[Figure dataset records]
▬▬▬

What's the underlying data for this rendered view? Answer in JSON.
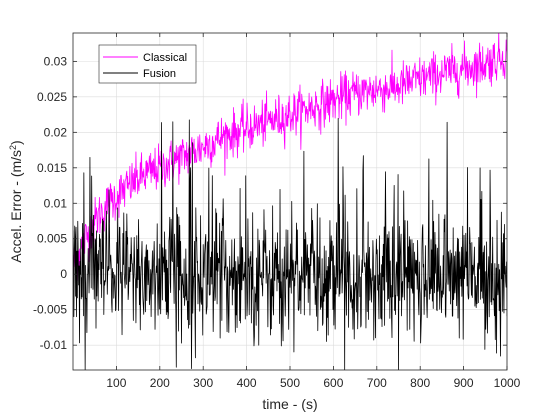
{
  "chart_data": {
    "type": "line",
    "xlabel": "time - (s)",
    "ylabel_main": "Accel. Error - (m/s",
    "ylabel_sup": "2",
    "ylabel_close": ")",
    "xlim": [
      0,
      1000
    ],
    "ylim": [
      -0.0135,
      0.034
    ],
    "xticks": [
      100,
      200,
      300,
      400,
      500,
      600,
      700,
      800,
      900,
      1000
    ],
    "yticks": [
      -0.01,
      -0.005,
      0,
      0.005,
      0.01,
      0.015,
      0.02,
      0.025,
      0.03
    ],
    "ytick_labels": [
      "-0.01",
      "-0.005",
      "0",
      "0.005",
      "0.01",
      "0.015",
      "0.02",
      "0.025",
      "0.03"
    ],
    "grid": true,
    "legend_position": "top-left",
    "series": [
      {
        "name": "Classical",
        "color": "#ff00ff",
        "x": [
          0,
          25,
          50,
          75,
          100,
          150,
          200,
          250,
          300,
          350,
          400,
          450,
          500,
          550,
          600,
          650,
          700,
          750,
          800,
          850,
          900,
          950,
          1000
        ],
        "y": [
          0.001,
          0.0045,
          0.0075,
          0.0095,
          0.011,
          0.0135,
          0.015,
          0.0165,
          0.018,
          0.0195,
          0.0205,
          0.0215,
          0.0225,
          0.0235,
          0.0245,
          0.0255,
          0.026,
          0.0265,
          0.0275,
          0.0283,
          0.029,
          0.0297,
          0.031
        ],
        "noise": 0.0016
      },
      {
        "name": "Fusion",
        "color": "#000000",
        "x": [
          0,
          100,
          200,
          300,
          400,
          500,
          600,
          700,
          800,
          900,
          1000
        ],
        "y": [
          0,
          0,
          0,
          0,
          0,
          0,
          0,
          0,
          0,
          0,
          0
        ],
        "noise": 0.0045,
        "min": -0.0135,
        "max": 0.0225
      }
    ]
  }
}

▬▬▬

**Set problem**
Copy the data character for character, but drop all pictures from the copy.

**Reply**
What's the underlying data for this rendered view? Answer in JSON.
{
  "chart_data": {
    "type": "line",
    "xlabel": "time - (s)",
    "ylabel_main": "Accel. Error - (m/s",
    "ylabel_sup": "2",
    "ylabel_close": ")",
    "xlim": [
      0,
      1000
    ],
    "ylim": [
      -0.0135,
      0.034
    ],
    "xticks": [
      100,
      200,
      300,
      400,
      500,
      600,
      700,
      800,
      900,
      1000
    ],
    "yticks": [
      -0.01,
      -0.005,
      0,
      0.005,
      0.01,
      0.015,
      0.02,
      0.025,
      0.03
    ],
    "ytick_labels": [
      "-0.01",
      "-0.005",
      "0",
      "0.005",
      "0.01",
      "0.015",
      "0.02",
      "0.025",
      "0.03"
    ],
    "grid": true,
    "legend_position": "top-left",
    "series": [
      {
        "name": "Classical",
        "color": "#ff00ff",
        "x": [
          0,
          25,
          50,
          75,
          100,
          150,
          200,
          250,
          300,
          350,
          400,
          450,
          500,
          550,
          600,
          650,
          700,
          750,
          800,
          850,
          900,
          950,
          1000
        ],
        "y": [
          0.001,
          0.0045,
          0.0075,
          0.0095,
          0.011,
          0.0135,
          0.015,
          0.0165,
          0.018,
          0.0195,
          0.0205,
          0.0215,
          0.0225,
          0.0235,
          0.0245,
          0.0255,
          0.026,
          0.0265,
          0.0275,
          0.0283,
          0.029,
          0.0297,
          0.031
        ],
        "noise": 0.0016
      },
      {
        "name": "Fusion",
        "color": "#000000",
        "x": [
          0,
          100,
          200,
          300,
          400,
          500,
          600,
          700,
          800,
          900,
          1000
        ],
        "y": [
          0,
          0,
          0,
          0,
          0,
          0,
          0,
          0,
          0,
          0,
          0
        ],
        "noise": 0.0045,
        "min": -0.0135,
        "max": 0.0225
      }
    ]
  }
}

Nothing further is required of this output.